*Exercise materials*
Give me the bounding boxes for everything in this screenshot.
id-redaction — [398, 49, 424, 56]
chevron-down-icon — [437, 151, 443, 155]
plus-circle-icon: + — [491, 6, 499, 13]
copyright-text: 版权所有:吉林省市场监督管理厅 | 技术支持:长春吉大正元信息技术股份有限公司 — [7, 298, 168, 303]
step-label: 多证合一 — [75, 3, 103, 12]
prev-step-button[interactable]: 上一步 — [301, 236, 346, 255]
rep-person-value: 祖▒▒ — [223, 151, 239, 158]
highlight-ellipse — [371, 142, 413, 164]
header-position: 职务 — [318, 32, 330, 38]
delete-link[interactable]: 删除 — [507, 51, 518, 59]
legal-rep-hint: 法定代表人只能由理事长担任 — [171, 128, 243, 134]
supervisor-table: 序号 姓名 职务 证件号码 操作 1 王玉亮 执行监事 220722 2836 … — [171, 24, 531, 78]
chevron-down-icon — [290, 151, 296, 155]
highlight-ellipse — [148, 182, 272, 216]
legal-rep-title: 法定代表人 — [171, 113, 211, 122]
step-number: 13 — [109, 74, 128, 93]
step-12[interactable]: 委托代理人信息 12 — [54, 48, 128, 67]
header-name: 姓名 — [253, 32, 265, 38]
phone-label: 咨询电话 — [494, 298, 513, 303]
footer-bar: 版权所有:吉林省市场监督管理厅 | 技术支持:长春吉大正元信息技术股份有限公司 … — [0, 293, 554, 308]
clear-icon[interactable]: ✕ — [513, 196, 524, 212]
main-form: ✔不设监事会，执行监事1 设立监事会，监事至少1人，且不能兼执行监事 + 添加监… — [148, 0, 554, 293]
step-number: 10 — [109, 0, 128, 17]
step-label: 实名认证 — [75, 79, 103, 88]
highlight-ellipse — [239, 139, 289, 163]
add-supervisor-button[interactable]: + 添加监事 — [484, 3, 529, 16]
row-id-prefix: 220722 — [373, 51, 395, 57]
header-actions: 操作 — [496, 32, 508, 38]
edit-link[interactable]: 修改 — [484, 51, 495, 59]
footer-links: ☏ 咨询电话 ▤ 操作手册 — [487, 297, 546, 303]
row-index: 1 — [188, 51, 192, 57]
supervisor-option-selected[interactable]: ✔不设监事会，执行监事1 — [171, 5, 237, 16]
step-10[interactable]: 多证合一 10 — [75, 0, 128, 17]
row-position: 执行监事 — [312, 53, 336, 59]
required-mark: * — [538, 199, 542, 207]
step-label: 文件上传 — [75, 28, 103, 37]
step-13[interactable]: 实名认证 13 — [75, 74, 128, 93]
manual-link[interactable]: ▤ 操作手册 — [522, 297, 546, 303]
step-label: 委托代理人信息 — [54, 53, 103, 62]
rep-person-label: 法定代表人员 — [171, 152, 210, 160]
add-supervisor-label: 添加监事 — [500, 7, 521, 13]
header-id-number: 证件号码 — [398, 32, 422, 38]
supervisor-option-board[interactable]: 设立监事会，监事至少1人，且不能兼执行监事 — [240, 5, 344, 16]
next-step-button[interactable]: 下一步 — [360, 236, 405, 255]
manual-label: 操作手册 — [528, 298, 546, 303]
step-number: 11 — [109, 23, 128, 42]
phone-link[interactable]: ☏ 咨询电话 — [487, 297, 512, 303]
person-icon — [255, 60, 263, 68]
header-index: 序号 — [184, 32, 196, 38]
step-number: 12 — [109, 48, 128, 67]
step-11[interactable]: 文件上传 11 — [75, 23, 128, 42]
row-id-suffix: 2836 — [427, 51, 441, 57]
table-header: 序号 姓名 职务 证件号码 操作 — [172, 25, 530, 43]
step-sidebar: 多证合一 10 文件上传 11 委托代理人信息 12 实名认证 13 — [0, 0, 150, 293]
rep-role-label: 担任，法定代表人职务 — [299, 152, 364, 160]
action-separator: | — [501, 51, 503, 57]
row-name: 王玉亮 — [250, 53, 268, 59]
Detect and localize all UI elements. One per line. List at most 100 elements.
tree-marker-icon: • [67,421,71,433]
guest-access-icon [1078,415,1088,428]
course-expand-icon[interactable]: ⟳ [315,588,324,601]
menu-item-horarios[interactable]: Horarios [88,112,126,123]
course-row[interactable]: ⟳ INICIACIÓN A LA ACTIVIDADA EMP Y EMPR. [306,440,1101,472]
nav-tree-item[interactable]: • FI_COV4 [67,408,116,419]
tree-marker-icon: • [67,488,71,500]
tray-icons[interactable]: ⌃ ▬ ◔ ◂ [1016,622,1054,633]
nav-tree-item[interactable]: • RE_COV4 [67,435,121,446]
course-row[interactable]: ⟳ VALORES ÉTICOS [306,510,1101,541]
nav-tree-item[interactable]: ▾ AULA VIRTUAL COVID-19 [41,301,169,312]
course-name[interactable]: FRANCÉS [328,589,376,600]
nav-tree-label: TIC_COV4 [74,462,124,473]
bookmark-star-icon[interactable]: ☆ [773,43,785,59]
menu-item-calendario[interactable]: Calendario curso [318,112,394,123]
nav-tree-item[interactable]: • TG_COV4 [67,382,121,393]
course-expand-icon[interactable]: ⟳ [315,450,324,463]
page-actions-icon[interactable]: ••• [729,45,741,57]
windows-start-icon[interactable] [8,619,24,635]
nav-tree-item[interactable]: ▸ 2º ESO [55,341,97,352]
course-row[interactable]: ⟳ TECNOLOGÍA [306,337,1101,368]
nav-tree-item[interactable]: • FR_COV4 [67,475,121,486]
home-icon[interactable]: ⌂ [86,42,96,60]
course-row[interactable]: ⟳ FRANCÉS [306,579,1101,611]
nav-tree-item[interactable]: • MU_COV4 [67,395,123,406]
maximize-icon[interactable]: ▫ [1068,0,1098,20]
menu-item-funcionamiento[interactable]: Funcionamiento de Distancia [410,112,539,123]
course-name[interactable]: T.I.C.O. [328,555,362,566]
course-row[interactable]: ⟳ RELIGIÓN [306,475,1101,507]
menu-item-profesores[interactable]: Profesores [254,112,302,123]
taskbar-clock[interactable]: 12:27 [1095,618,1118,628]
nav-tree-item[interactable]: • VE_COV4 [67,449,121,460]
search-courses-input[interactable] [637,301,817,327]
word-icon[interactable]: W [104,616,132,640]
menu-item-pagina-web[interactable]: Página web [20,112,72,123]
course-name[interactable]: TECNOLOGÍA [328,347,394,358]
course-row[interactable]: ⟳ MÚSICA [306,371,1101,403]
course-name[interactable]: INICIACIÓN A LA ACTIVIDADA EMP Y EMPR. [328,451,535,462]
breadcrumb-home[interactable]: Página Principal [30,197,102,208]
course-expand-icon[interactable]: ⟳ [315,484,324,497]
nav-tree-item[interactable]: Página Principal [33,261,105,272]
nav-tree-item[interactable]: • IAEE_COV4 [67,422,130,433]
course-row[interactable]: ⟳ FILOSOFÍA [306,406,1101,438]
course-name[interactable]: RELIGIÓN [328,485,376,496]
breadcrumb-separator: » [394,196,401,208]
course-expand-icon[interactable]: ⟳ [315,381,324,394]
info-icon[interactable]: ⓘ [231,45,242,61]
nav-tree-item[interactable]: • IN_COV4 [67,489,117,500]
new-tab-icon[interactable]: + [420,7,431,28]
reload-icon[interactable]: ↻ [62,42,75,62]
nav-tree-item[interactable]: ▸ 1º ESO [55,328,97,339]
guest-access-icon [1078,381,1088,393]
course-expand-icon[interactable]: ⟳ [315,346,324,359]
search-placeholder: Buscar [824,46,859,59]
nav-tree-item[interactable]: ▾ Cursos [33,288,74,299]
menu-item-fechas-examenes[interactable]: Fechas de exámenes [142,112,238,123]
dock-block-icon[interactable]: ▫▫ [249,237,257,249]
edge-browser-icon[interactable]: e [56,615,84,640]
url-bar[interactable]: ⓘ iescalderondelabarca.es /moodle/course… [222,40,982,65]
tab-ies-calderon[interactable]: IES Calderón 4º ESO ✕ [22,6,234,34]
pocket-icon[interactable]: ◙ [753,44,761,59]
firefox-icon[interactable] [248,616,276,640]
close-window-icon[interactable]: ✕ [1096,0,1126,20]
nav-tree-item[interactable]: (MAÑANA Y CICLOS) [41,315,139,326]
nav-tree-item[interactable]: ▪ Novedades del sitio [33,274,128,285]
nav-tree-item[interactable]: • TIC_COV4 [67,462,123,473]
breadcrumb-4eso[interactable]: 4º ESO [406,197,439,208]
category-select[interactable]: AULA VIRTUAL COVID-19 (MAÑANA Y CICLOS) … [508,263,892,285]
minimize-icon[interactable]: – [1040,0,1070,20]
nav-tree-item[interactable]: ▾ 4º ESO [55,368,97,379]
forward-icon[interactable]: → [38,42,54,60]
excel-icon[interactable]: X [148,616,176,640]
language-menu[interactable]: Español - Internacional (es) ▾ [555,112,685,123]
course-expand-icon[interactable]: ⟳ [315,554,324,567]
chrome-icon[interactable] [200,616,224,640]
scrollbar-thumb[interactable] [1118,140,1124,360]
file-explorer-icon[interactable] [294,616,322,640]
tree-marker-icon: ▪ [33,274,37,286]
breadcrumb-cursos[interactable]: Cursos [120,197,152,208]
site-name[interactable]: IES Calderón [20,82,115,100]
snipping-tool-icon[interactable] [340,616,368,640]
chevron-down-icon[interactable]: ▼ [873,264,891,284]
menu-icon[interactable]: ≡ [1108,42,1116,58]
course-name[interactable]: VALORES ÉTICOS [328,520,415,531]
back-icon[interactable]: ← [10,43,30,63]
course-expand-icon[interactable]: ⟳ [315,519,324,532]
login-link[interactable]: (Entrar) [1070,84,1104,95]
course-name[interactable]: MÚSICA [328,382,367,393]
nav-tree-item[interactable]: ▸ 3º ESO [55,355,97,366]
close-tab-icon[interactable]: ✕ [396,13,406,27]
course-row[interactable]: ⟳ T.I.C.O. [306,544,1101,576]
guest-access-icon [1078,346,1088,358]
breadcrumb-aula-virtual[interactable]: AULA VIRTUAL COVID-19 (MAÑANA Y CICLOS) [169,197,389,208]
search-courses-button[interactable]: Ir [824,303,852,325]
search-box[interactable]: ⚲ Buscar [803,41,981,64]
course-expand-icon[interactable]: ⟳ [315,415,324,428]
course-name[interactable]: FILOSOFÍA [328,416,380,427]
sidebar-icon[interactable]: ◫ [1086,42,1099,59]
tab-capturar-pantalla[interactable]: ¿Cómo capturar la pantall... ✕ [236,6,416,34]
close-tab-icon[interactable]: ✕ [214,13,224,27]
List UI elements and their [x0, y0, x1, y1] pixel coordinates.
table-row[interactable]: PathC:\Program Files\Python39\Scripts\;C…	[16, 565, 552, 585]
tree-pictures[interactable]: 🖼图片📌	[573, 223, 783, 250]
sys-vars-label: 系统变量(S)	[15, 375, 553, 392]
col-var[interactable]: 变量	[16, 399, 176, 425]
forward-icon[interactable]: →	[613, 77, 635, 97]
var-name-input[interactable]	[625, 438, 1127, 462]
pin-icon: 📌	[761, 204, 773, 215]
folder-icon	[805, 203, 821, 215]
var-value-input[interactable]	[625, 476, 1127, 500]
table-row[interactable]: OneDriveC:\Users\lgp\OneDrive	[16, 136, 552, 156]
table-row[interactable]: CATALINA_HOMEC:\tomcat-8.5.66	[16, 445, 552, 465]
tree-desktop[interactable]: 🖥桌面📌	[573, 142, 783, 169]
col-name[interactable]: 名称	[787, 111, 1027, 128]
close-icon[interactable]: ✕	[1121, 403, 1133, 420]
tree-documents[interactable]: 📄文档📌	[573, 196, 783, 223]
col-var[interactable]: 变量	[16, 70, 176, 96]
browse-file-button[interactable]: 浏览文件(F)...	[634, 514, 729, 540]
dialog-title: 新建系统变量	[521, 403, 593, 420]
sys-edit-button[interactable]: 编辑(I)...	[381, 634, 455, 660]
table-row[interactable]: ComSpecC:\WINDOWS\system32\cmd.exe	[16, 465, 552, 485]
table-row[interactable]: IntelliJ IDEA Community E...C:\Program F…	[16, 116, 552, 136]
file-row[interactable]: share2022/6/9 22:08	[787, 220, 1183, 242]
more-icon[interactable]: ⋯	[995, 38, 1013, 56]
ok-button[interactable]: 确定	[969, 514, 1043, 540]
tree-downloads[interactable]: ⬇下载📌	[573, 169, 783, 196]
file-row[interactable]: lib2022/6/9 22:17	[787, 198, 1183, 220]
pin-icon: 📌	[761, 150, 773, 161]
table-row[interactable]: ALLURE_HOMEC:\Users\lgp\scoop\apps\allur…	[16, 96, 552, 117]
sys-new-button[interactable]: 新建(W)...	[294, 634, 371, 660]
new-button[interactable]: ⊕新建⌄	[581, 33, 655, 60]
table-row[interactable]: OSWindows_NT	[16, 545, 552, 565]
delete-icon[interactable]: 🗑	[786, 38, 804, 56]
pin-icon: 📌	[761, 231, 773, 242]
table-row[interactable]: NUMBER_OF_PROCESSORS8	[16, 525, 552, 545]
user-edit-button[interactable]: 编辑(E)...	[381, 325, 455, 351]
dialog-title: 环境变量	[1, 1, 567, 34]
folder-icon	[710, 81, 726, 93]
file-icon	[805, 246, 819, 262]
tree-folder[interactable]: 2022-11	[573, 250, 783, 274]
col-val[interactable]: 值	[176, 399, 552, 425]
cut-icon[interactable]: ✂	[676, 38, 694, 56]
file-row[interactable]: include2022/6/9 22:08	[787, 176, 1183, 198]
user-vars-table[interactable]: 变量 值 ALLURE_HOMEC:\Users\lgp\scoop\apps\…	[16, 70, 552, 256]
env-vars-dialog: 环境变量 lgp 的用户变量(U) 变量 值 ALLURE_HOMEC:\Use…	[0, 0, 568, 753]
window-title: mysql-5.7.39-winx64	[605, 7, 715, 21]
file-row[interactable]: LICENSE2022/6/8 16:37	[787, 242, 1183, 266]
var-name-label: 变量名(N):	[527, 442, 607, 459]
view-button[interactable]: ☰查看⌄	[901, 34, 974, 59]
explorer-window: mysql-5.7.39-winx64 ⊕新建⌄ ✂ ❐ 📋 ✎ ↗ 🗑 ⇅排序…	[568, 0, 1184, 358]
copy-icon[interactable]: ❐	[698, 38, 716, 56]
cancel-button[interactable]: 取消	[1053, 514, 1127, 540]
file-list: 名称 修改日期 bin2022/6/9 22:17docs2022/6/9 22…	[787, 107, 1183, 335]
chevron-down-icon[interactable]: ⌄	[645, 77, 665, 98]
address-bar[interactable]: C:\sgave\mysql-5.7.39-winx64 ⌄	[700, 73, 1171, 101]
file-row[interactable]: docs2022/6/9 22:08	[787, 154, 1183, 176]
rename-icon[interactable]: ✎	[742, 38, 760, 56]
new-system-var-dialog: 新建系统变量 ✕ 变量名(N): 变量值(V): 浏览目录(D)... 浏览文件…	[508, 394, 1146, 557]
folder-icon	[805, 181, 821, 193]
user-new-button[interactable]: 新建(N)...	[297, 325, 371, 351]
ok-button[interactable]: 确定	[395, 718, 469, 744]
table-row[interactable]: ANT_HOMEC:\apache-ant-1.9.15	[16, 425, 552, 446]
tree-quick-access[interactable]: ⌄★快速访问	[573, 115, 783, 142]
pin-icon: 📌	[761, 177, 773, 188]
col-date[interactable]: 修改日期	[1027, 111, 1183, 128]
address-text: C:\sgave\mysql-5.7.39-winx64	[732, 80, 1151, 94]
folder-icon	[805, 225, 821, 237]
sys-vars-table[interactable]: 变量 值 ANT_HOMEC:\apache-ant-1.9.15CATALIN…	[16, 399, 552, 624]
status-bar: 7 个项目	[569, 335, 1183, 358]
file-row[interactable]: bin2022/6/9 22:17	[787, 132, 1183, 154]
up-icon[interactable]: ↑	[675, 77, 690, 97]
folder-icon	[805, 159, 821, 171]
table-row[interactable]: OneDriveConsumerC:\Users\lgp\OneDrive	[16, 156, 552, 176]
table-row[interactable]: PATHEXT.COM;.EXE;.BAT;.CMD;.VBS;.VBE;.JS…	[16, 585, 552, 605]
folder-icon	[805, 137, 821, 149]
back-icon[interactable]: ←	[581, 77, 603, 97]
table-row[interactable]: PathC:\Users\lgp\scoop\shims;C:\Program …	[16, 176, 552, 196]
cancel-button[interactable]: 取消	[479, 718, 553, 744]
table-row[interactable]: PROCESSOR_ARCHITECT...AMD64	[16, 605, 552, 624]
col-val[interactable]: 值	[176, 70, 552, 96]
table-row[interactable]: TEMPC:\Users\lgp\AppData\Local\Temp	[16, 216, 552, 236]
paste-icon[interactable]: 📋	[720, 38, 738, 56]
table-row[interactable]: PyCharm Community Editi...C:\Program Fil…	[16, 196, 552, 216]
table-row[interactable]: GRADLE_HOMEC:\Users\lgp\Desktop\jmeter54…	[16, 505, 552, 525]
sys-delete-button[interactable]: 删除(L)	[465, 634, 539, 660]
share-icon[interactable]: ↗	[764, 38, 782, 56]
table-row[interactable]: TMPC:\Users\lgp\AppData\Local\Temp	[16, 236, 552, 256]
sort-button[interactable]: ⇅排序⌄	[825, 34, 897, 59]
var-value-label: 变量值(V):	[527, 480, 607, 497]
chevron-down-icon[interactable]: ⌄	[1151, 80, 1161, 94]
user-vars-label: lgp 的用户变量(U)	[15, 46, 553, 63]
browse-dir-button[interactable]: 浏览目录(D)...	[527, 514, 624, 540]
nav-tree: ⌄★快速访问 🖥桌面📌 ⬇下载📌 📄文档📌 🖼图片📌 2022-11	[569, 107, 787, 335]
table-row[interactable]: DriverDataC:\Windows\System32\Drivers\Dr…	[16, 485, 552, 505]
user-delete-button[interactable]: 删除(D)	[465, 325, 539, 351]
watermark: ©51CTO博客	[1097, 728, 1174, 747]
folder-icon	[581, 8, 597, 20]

*Description of the task*
Repeat, without any change, the part of the records that opens with their first line and closes with the line containing "step-12[interactable]: 委托代理人信息 12", including both of those lines.

*Reply*
Give me the bounding boxes for everything in this screenshot.
id-redaction — [398, 49, 424, 56]
chevron-down-icon — [437, 151, 443, 155]
plus-circle-icon: + — [491, 6, 499, 13]
copyright-text: 版权所有:吉林省市场监督管理厅 | 技术支持:长春吉大正元信息技术股份有限公司 — [7, 298, 168, 303]
step-label: 多证合一 — [75, 3, 103, 12]
prev-step-button[interactable]: 上一步 — [301, 236, 346, 255]
rep-person-value: 祖▒▒ — [223, 151, 239, 158]
highlight-ellipse — [371, 142, 413, 164]
header-position: 职务 — [318, 32, 330, 38]
delete-link[interactable]: 删除 — [507, 51, 518, 59]
legal-rep-hint: 法定代表人只能由理事长担任 — [171, 128, 243, 134]
supervisor-table: 序号 姓名 职务 证件号码 操作 1 王玉亮 执行监事 220722 2836 … — [171, 24, 531, 78]
chevron-down-icon — [290, 151, 296, 155]
highlight-ellipse — [148, 182, 272, 216]
legal-rep-title: 法定代表人 — [171, 113, 211, 122]
step-number: 13 — [109, 74, 128, 93]
step-12[interactable]: 委托代理人信息 12 — [54, 48, 128, 67]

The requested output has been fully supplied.